INSTRUÇÕES DE TRABALHO: Continue o excerto abaixo sobre o acórdão relativo ao processo de inventário, começando logo a seguir à última frase apresentada.

EXCERTO:

I- O acordão da Relação não e nulo por omissão de pronuncia, no tocante a invocada representação do recorrente pelo advogado do divorcio, pois ai se escreveu não se conhecer dessa questão por o recorrente não ter reagido nos termos legais ao procedimento seguido pelo tribunal da 1 instancia quanto a forma que revestiram as notificações dos actos a praticar ou praticados no processo de inventario e que a lei manda que sejam feitas nas pessoas interessadas na partilha. Não se resolve a questão, mas indicou-se a razão por que foi afastada a solução.
II- E dada a solução acima, não se pode concluir que no acordão recorrido se tivesse acatado ou não o disposto no artigo 265, n. 1 do Codigo Civil, pois não se cuidou de saber se a procuração estava ou não extinta a data da instauração do inventario.

DADOS REGISTADOS:
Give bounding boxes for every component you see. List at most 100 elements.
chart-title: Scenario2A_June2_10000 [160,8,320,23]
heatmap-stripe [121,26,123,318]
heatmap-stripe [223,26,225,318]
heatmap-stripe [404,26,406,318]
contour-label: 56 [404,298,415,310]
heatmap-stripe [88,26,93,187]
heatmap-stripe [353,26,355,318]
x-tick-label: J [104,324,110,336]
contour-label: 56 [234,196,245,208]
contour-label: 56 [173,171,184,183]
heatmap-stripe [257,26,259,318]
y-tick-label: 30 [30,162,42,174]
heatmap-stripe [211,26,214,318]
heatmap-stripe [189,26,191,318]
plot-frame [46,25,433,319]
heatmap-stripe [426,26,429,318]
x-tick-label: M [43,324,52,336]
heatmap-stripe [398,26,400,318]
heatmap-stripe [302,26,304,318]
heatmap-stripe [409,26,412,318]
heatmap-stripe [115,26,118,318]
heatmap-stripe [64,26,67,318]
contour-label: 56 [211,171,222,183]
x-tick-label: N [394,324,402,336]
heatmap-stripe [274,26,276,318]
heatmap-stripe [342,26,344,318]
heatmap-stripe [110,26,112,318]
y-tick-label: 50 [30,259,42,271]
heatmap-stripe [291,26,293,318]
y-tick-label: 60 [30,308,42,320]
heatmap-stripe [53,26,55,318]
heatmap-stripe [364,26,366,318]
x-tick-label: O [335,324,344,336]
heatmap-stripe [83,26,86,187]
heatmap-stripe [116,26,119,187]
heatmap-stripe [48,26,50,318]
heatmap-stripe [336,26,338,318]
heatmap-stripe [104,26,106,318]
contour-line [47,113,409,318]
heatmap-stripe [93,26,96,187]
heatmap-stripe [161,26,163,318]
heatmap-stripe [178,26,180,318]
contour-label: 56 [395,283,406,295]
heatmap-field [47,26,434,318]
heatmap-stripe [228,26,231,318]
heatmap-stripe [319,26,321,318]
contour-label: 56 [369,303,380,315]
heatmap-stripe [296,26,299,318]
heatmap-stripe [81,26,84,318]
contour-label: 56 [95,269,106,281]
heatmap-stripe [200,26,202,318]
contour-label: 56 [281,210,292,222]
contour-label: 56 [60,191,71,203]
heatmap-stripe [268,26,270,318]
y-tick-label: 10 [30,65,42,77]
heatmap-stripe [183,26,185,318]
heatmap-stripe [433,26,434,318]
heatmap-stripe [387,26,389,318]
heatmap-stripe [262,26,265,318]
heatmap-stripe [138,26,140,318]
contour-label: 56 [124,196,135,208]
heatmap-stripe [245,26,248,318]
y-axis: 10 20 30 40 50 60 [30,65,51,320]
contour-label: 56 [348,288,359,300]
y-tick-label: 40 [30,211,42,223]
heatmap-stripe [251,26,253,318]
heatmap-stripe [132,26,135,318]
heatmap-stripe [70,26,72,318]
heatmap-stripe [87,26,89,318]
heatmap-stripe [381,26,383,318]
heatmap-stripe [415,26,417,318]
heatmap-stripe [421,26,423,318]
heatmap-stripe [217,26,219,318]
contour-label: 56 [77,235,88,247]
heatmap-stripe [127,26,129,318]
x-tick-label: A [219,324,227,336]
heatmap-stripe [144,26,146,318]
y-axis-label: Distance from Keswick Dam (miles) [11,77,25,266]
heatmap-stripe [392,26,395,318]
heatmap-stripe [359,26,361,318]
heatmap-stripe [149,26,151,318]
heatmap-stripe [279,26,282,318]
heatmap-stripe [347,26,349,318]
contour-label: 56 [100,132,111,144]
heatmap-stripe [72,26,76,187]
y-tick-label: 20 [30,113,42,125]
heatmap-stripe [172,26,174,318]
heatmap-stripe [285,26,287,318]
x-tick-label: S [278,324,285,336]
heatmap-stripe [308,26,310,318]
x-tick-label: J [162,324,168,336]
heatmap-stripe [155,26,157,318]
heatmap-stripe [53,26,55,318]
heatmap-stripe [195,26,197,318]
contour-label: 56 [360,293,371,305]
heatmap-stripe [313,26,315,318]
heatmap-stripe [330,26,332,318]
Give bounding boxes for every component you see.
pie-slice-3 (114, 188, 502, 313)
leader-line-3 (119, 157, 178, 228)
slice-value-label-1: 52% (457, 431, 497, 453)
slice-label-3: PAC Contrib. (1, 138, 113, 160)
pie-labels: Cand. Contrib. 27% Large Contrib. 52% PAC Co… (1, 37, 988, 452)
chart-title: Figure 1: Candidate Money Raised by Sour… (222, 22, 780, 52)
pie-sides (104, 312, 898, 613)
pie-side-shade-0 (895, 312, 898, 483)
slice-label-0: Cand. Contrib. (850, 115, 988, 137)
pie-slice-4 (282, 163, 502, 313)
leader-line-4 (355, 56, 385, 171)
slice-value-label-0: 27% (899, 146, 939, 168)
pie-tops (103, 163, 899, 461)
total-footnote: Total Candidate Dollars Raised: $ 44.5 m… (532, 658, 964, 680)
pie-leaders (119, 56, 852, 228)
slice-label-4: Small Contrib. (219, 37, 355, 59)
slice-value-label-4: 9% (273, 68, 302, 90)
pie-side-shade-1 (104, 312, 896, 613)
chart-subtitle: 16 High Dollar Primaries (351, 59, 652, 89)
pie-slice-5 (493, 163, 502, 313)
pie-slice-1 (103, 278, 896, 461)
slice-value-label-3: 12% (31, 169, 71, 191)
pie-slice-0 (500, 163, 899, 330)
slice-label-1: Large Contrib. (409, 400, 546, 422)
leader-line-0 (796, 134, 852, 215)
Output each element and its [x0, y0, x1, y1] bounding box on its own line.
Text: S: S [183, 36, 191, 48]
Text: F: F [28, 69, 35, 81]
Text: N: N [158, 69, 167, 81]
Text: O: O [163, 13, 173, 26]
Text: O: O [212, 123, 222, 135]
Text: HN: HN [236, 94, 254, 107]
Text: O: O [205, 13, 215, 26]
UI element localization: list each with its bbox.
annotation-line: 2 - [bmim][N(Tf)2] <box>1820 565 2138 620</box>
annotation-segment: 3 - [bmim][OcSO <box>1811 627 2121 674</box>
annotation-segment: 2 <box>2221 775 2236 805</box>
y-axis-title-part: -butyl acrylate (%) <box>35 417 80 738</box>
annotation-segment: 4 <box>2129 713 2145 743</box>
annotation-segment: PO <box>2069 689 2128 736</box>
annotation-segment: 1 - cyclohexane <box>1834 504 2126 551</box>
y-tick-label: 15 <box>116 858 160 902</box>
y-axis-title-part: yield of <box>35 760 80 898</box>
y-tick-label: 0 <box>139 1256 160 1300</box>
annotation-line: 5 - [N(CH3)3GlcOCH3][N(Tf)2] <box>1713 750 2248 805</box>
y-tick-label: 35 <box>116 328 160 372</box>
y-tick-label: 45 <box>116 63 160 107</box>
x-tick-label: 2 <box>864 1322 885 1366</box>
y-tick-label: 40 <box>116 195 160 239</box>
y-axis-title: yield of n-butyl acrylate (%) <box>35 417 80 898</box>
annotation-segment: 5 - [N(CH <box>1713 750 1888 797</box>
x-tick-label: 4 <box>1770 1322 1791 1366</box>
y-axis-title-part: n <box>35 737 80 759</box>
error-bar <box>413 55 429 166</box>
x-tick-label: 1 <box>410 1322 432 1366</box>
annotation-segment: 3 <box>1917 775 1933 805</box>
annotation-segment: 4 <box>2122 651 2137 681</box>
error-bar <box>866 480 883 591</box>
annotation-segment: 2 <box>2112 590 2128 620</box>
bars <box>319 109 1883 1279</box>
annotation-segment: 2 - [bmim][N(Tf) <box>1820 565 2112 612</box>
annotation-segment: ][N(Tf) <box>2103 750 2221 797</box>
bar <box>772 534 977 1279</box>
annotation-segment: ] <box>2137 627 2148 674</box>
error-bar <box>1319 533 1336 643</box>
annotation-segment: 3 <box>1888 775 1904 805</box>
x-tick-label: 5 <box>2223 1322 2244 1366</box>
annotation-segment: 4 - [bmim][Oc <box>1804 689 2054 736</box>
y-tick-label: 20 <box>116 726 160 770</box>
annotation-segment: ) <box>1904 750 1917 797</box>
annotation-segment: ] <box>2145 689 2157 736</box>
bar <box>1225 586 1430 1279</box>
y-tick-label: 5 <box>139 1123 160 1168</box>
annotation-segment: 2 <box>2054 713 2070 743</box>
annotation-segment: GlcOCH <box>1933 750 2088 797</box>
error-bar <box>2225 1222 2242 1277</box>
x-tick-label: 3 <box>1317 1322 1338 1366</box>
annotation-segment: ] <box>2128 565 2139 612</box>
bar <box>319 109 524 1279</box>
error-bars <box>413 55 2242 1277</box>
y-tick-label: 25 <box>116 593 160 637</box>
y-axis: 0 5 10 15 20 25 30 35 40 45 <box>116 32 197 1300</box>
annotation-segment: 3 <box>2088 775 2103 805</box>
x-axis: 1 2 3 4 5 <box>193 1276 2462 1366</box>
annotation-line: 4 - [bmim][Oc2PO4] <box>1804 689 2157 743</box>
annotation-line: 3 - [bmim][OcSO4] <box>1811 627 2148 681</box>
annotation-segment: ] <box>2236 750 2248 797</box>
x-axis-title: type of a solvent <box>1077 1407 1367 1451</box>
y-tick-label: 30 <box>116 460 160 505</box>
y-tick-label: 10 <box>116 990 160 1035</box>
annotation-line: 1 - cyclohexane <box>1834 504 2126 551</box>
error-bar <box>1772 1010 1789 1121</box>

RESPOSTA:
III- A omissão das notificações na pessoa do recorrente -
- artigos 1340 e 1330, do Codigo de Processo Civil -
- respectivamente dos despachos que ordenaram o exame da relação de bens e designaram dia para a conferencia e exame da descrição - artigo 1351, n. 1 do Codigo de Processo Civil - nulidades processuais sujeitas ao regime geral - artigo 201, n. 1 do Codigo de Processo Civil -
- deviam ter sido objecto de tempestiva reclamação -
- artigo 203, n. 1 e artigo 205 n. 1 do Codigo de Processo Civil - o que não se fez, ficando sanadas, pois das nulidades reclama-se e dos despachos recorre-se.
IV- A eliminação ou correcção de verbas duplicadas na descrição não se pode fazer atraves do disposto no artigo 667, ns. 1 e 2 do Codigo de Processo Civil, so aplicaveis a sentenças e despachos, mas sim atraves da reclamação nos termos do artigo 1351, n. 1 do Codigo de Processo Civil.